-- Work to complete --
Answer with one number only: the number of lines that contain "name".

-- Materials provided --
+++++
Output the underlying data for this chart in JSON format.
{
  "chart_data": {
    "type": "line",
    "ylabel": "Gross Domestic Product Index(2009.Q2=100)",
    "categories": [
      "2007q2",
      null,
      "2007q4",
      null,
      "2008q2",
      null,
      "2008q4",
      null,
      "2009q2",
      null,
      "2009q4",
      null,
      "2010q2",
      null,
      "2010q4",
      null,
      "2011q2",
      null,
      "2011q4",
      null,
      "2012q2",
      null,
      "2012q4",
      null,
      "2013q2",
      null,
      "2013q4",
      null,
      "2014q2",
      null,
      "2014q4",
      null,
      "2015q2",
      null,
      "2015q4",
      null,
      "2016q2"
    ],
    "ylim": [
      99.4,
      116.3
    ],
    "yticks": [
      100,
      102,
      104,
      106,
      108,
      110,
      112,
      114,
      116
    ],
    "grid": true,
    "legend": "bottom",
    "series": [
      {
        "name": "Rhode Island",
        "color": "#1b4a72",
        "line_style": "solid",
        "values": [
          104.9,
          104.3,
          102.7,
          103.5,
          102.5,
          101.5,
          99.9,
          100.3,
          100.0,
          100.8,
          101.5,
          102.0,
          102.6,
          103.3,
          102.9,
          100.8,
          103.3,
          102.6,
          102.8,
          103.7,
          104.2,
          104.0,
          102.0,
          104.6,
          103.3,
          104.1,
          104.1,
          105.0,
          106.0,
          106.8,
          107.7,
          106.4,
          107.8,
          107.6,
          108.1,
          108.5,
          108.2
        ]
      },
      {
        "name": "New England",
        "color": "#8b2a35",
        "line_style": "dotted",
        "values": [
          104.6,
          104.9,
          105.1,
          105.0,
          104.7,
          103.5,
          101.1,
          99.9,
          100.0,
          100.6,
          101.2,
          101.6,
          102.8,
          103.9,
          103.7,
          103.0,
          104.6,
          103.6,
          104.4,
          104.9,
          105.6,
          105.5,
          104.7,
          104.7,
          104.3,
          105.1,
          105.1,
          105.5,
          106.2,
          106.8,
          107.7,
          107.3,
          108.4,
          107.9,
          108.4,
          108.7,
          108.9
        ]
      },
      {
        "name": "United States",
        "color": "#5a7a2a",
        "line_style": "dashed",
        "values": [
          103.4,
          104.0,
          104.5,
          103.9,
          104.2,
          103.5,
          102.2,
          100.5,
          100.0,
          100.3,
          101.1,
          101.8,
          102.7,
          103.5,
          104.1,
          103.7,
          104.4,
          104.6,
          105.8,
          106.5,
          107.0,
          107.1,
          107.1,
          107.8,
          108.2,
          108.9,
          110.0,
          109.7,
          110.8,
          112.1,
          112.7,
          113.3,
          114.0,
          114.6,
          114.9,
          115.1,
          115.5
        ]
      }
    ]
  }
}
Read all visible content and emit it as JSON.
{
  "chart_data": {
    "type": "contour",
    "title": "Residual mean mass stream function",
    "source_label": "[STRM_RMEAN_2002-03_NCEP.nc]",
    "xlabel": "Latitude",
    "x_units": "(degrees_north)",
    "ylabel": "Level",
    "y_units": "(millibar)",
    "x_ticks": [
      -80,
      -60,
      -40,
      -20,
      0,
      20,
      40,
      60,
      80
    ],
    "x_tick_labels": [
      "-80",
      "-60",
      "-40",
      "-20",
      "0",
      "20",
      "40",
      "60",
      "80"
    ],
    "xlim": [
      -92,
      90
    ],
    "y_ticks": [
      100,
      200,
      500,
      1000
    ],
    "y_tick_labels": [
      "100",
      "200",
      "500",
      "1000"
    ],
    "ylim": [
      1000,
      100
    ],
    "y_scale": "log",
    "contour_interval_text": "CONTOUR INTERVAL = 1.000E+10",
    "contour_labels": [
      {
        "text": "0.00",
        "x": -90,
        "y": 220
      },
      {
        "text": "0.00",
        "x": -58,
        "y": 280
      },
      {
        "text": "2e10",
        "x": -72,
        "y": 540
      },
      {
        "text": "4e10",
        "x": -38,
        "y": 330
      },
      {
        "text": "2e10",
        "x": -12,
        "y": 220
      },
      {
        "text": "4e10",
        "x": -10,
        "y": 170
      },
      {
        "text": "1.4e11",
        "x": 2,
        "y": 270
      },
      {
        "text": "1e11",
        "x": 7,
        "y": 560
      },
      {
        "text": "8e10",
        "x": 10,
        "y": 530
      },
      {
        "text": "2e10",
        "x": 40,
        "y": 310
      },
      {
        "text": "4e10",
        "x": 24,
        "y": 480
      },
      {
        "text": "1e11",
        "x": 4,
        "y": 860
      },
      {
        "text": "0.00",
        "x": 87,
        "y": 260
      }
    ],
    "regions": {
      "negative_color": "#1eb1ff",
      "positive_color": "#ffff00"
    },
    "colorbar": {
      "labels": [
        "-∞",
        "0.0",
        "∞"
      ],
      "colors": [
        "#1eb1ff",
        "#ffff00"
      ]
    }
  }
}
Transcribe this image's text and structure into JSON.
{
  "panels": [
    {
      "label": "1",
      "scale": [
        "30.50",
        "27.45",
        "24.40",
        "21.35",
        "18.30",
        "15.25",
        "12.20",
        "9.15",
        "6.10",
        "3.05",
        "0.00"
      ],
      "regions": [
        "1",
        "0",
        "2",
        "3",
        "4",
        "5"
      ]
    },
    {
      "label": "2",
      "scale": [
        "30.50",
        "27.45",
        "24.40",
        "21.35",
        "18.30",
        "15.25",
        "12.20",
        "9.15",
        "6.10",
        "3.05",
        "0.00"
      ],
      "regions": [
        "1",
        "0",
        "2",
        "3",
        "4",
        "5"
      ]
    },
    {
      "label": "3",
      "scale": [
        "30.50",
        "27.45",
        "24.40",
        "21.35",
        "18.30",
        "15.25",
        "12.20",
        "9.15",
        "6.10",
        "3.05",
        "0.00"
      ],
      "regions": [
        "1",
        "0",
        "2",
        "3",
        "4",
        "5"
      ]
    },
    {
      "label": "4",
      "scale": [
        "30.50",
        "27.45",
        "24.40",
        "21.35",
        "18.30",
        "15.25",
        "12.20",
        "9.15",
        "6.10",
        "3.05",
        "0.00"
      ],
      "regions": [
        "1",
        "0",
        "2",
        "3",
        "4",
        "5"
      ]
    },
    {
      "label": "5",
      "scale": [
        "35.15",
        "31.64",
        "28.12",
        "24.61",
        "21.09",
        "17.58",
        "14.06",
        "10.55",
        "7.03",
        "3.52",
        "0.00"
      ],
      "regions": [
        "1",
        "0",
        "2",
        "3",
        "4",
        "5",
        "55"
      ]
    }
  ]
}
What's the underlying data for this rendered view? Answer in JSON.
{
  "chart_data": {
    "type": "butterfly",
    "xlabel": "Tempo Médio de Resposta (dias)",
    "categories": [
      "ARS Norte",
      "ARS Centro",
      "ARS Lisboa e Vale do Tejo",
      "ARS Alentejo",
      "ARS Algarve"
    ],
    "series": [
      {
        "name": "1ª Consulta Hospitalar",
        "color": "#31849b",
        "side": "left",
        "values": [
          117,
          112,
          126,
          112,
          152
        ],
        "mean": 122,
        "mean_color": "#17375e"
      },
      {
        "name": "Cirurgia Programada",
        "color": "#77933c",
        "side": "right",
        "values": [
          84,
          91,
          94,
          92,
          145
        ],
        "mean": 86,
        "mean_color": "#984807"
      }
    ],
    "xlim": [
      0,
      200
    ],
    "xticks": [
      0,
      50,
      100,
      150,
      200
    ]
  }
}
+++++
-- Response to the exercise --
5